▶ **OBJECTIVE**: Images appear in the records below; leave them out and repeat everything else exactly.

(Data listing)
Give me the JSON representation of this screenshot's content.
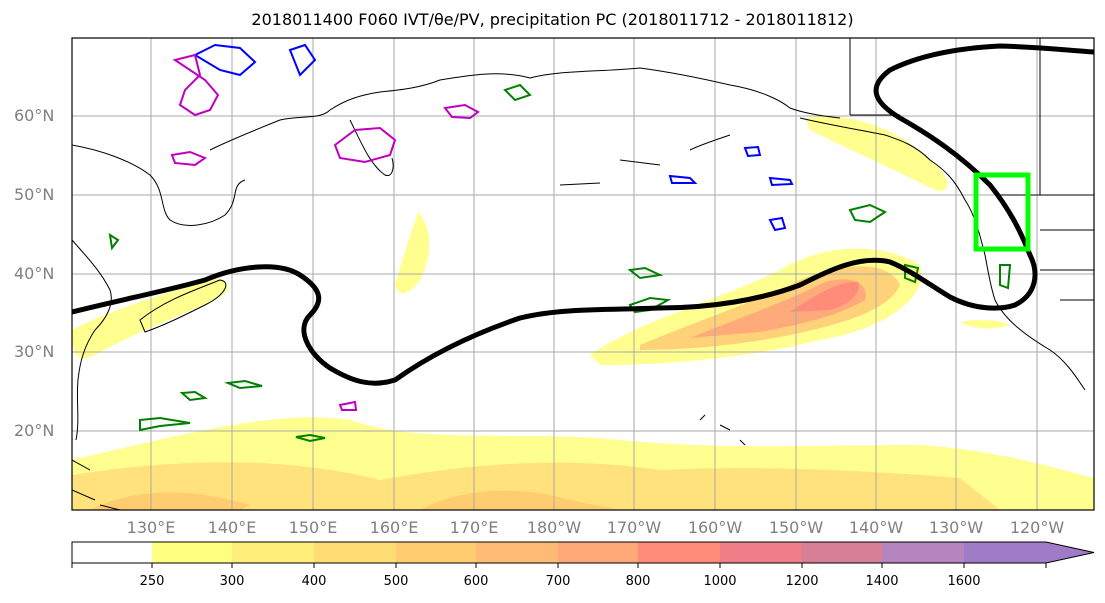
{
  "title": "2018011400 F060 IVT/θe/PV, precipitation PC (2018011712 - 2018011812)",
  "map": {
    "lat_labels": [
      "60°N",
      "50°N",
      "40°N",
      "30°N",
      "20°N"
    ],
    "lon_labels": [
      "130°E",
      "140°E",
      "150°E",
      "160°E",
      "170°E",
      "180°W",
      "170°W",
      "160°W",
      "150°W",
      "140°W",
      "130°W",
      "120°W"
    ],
    "highlight_box_color": "#00ff00",
    "theta_e_contour_color": "#000000",
    "pv_contour_colors": [
      "#008000",
      "#0000ff",
      "#c000c0"
    ]
  },
  "colorbar": {
    "ticks": [
      "250",
      "300",
      "400",
      "500",
      "600",
      "700",
      "800",
      "1000",
      "1200",
      "1400",
      "1600"
    ],
    "colors": [
      "#ffffff",
      "#ffff80",
      "#ffee7a",
      "#ffdd75",
      "#ffcc70",
      "#ffbb75",
      "#ffa878",
      "#ff8c78",
      "#ee7f88",
      "#d87f98",
      "#b585c0",
      "#a07bc8"
    ]
  }
}
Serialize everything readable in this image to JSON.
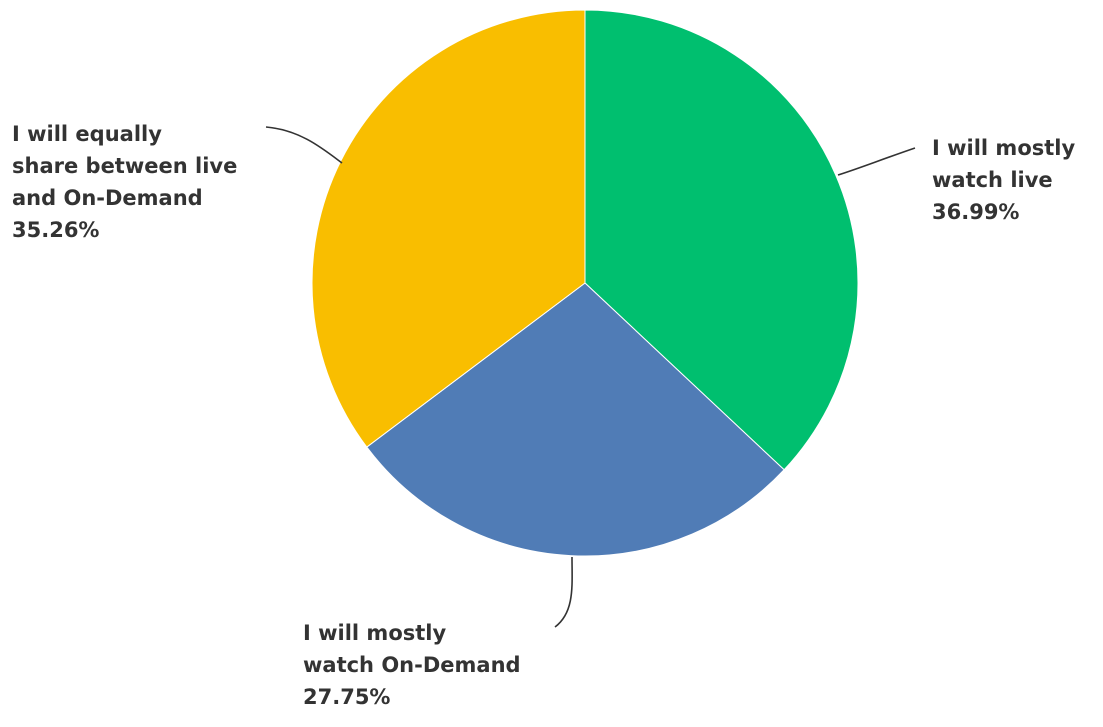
{
  "chart_data": {
    "type": "pie",
    "slices": [
      {
        "label_lines": [
          "I will mostly",
          "watch live"
        ],
        "value": 36.99,
        "value_text": "36.99%",
        "color": "#00bf6f"
      },
      {
        "label_lines": [
          "I will mostly",
          "watch On-Demand"
        ],
        "value": 27.75,
        "value_text": "27.75%",
        "color": "#507cb6"
      },
      {
        "label_lines": [
          "I will equally",
          "share between live",
          "and On-Demand"
        ],
        "value": 35.26,
        "value_text": "35.26%",
        "color": "#f9be00"
      }
    ],
    "start_angle_deg": 0,
    "direction": "clockwise",
    "legend": "none",
    "grid": false
  }
}
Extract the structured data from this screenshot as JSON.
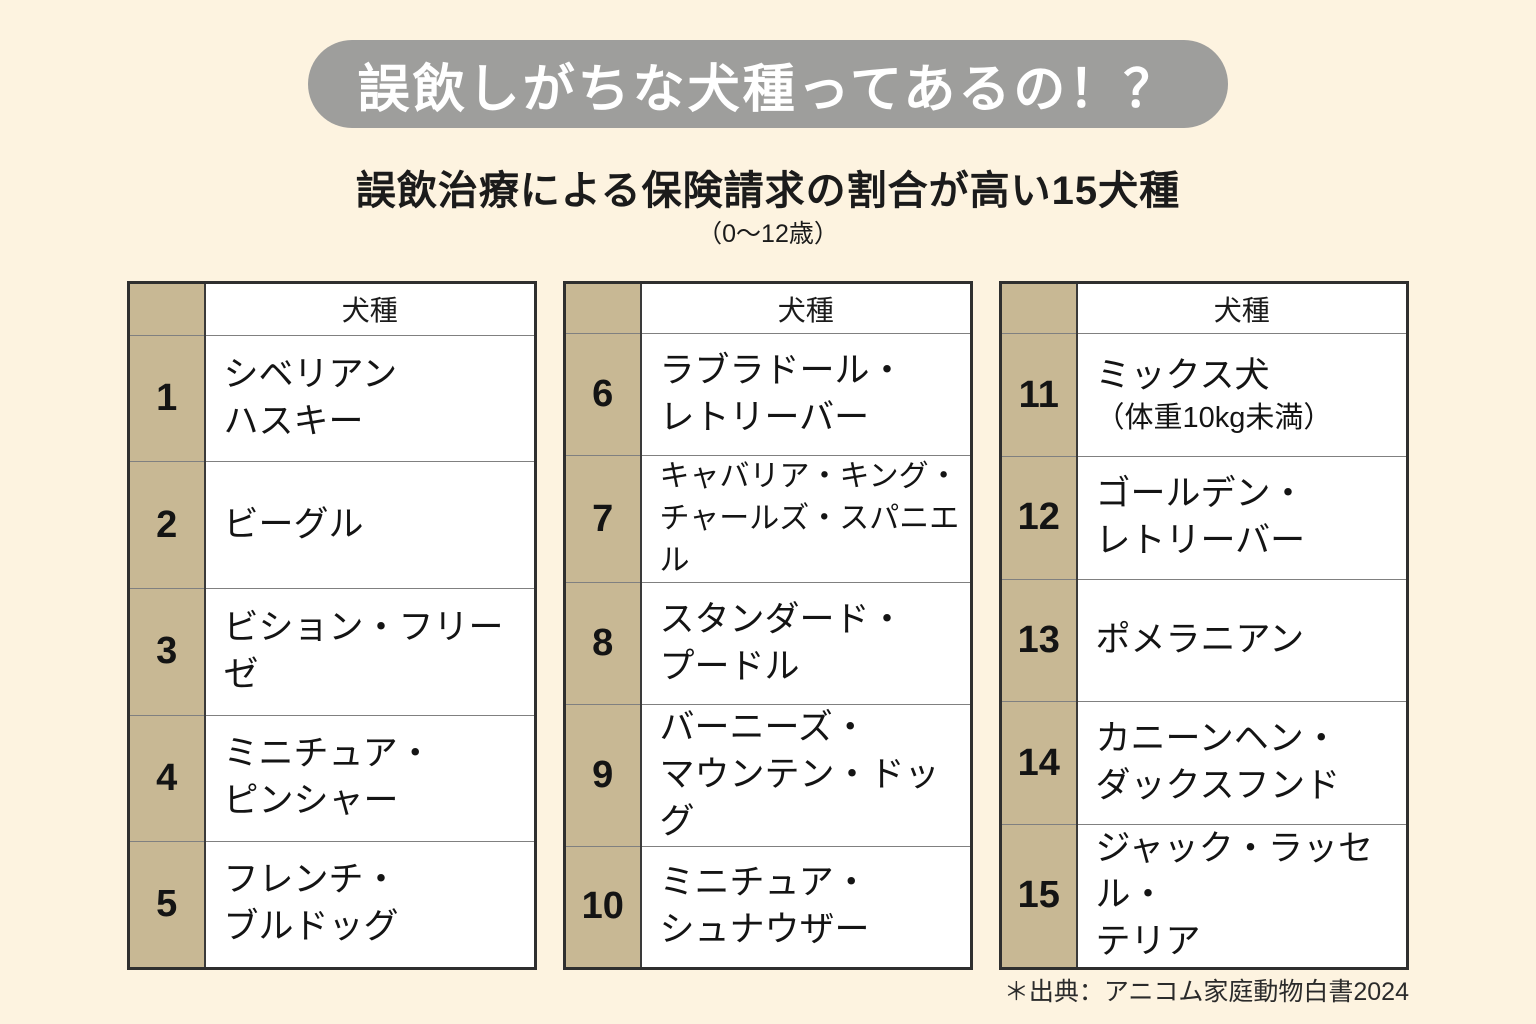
{
  "colors": {
    "background": "#FDF3E0",
    "pill_background": "#9E9E9C",
    "pill_text": "#FFFFFF",
    "rank_column": "#C8B894",
    "text": "#1B1B1B",
    "border_outer": "#2F2F2F",
    "border_inner": "#808080"
  },
  "header": {
    "title": "誤飲しがちな犬種ってあるの！？"
  },
  "subtitle": {
    "text": "誤飲治療による保険請求の割合が高い15犬種",
    "age_note": "（0〜12歳）"
  },
  "tables": [
    {
      "header": "犬種",
      "rows": [
        {
          "rank": "1",
          "name": "シベリアン\nハスキー"
        },
        {
          "rank": "2",
          "name": "ビーグル"
        },
        {
          "rank": "3",
          "name": "ビション・フリーゼ"
        },
        {
          "rank": "4",
          "name": "ミニチュア・\nピンシャー"
        },
        {
          "rank": "5",
          "name": "フレンチ・\nブルドッグ"
        }
      ]
    },
    {
      "header": "犬種",
      "rows": [
        {
          "rank": "6",
          "name": "ラブラドール・\nレトリーバー"
        },
        {
          "rank": "7",
          "name": "キャバリア・キング・\nチャールズ・スパニエル"
        },
        {
          "rank": "8",
          "name": "スタンダード・\nプードル"
        },
        {
          "rank": "9",
          "name": "バーニーズ・\nマウンテン・ドッグ"
        },
        {
          "rank": "10",
          "name": "ミニチュア・\nシュナウザー"
        }
      ]
    },
    {
      "header": "犬種",
      "rows": [
        {
          "rank": "11",
          "name": "ミックス犬",
          "note": "（体重10kg未満）"
        },
        {
          "rank": "12",
          "name": "ゴールデン・\nレトリーバー"
        },
        {
          "rank": "13",
          "name": "ポメラニアン"
        },
        {
          "rank": "14",
          "name": "カニーンヘン・\nダックスフンド"
        },
        {
          "rank": "15",
          "name": "ジャック・ラッセル・\nテリア"
        }
      ]
    }
  ],
  "footer": {
    "source": "＊出典：アニコム家庭動物白書2024"
  },
  "chart_data": {
    "type": "table",
    "title": "誤飲治療による保険請求の割合が高い15犬種",
    "subtitle": "（0〜12歳）",
    "columns": [
      "",
      "犬種"
    ],
    "rows": [
      [
        1,
        "シベリアンハスキー"
      ],
      [
        2,
        "ビーグル"
      ],
      [
        3,
        "ビション・フリーゼ"
      ],
      [
        4,
        "ミニチュア・ピンシャー"
      ],
      [
        5,
        "フレンチ・ブルドッグ"
      ],
      [
        6,
        "ラブラドール・レトリーバー"
      ],
      [
        7,
        "キャバリア・キング・チャールズ・スパニエル"
      ],
      [
        8,
        "スタンダード・プードル"
      ],
      [
        9,
        "バーニーズ・マウンテン・ドッグ"
      ],
      [
        10,
        "ミニチュア・シュナウザー"
      ],
      [
        11,
        "ミックス犬（体重10kg未満）"
      ],
      [
        12,
        "ゴールデン・レトリーバー"
      ],
      [
        13,
        "ポメラニアン"
      ],
      [
        14,
        "カニーンヘン・ダックスフンド"
      ],
      [
        15,
        "ジャック・ラッセル・テリア"
      ]
    ],
    "source": "＊出典：アニコム家庭動物白書2024",
    "layout": "three-column ranking table, rank column tan, breed column white"
  }
}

▶ **CORRECT RESPONSE**:
Give me the JSON representation of this screenshot's content.
{
  "title": "2018011400 F060 IVT/θe/PV, precipitation PC (2018011712 - 2018011812)",
  "map": {
    "lat_labels": [
      "60°N",
      "50°N",
      "40°N",
      "30°N",
      "20°N"
    ],
    "lon_labels": [
      "130°E",
      "140°E",
      "150°E",
      "160°E",
      "170°E",
      "180°W",
      "170°W",
      "160°W",
      "150°W",
      "140°W",
      "130°W",
      "120°W"
    ],
    "highlight_box_color": "#00ff00",
    "theta_e_contour_color": "#000000",
    "pv_contour_colors": [
      "#008000",
      "#0000ff",
      "#c000c0"
    ]
  },
  "colorbar": {
    "ticks": [
      "250",
      "300",
      "400",
      "500",
      "600",
      "700",
      "800",
      "1000",
      "1200",
      "1400",
      "1600"
    ],
    "colors": [
      "#ffffff",
      "#ffff80",
      "#ffee7a",
      "#ffdd75",
      "#ffcc70",
      "#ffbb75",
      "#ffa878",
      "#ff8c78",
      "#ee7f88",
      "#d87f98",
      "#b585c0",
      "#a07bc8"
    ]
  }
}
Serialize everything readable in this image to JSON.
{
  "chart_data": {
    "type": "pie",
    "slices": [
      {
        "label_lines": [
          "I will mostly",
          "watch live"
        ],
        "value": 36.99,
        "value_text": "36.99%",
        "color": "#00bf6f"
      },
      {
        "label_lines": [
          "I will mostly",
          "watch On-Demand"
        ],
        "value": 27.75,
        "value_text": "27.75%",
        "color": "#507cb6"
      },
      {
        "label_lines": [
          "I will equally",
          "share between live",
          "and On-Demand"
        ],
        "value": 35.26,
        "value_text": "35.26%",
        "color": "#f9be00"
      }
    ],
    "start_angle_deg": 0,
    "direction": "clockwise",
    "legend": "none",
    "grid": false
  }
}
Extract the structured data from this screenshot as JSON.
{
  "colors": {
    "background": "#FDF3E0",
    "pill_background": "#9E9E9C",
    "pill_text": "#FFFFFF",
    "rank_column": "#C8B894",
    "text": "#1B1B1B",
    "border_outer": "#2F2F2F",
    "border_inner": "#808080"
  },
  "header": {
    "title": "誤飲しがちな犬種ってあるの！？"
  },
  "subtitle": {
    "text": "誤飲治療による保険請求の割合が高い15犬種",
    "age_note": "（0〜12歳）"
  },
  "tables": [
    {
      "header": "犬種",
      "rows": [
        {
          "rank": "1",
          "name": "シベリアン\nハスキー"
        },
        {
          "rank": "2",
          "name": "ビーグル"
        },
        {
          "rank": "3",
          "name": "ビション・フリーゼ"
        },
        {
          "rank": "4",
          "name": "ミニチュア・\nピンシャー"
        },
        {
          "rank": "5",
          "name": "フレンチ・\nブルドッグ"
        }
      ]
    },
    {
      "header": "犬種",
      "rows": [
        {
          "rank": "6",
          "name": "ラブラドール・\nレトリーバー"
        },
        {
          "rank": "7",
          "name": "キャバリア・キング・\nチャールズ・スパニエル"
        },
        {
          "rank": "8",
          "name": "スタンダード・\nプードル"
        },
        {
          "rank": "9",
          "name": "バーニーズ・\nマウンテン・ドッグ"
        },
        {
          "rank": "10",
          "name": "ミニチュア・\nシュナウザー"
        }
      ]
    },
    {
      "header": "犬種",
      "rows": [
        {
          "rank": "11",
          "name": "ミックス犬",
          "note": "（体重10kg未満）"
        },
        {
          "rank": "12",
          "name": "ゴールデン・\nレトリーバー"
        },
        {
          "rank": "13",
          "name": "ポメラニアン"
        },
        {
          "rank": "14",
          "name": "カニーンヘン・\nダックスフンド"
        },
        {
          "rank": "15",
          "name": "ジャック・ラッセル・\nテリア"
        }
      ]
    }
  ],
  "footer": {
    "source": "＊出典：アニコム家庭動物白書2024"
  },
  "chart_data": {
    "type": "table",
    "title": "誤飲治療による保険請求の割合が高い15犬種",
    "subtitle": "（0〜12歳）",
    "columns": [
      "",
      "犬種"
    ],
    "rows": [
      [
        1,
        "シベリアンハスキー"
      ],
      [
        2,
        "ビーグル"
      ],
      [
        3,
        "ビション・フリーゼ"
      ],
      [
        4,
        "ミニチュア・ピンシャー"
      ],
      [
        5,
        "フレンチ・ブルドッグ"
      ],
      [
        6,
        "ラブラドール・レトリーバー"
      ],
      [
        7,
        "キャバリア・キング・チャールズ・スパニエル"
      ],
      [
        8,
        "スタンダード・プードル"
      ],
      [
        9,
        "バーニーズ・マウンテン・ドッグ"
      ],
      [
        10,
        "ミニチュア・シュナウザー"
      ],
      [
        11,
        "ミックス犬（体重10kg未満）"
      ],
      [
        12,
        "ゴールデン・レトリーバー"
      ],
      [
        13,
        "ポメラニアン"
      ],
      [
        14,
        "カニーンヘン・ダックスフンド"
      ],
      [
        15,
        "ジャック・ラッセル・テリア"
      ]
    ],
    "source": "＊出典：アニコム家庭動物白書2024",
    "layout": "three-column ranking table, rank column tan, breed column white"
  }
}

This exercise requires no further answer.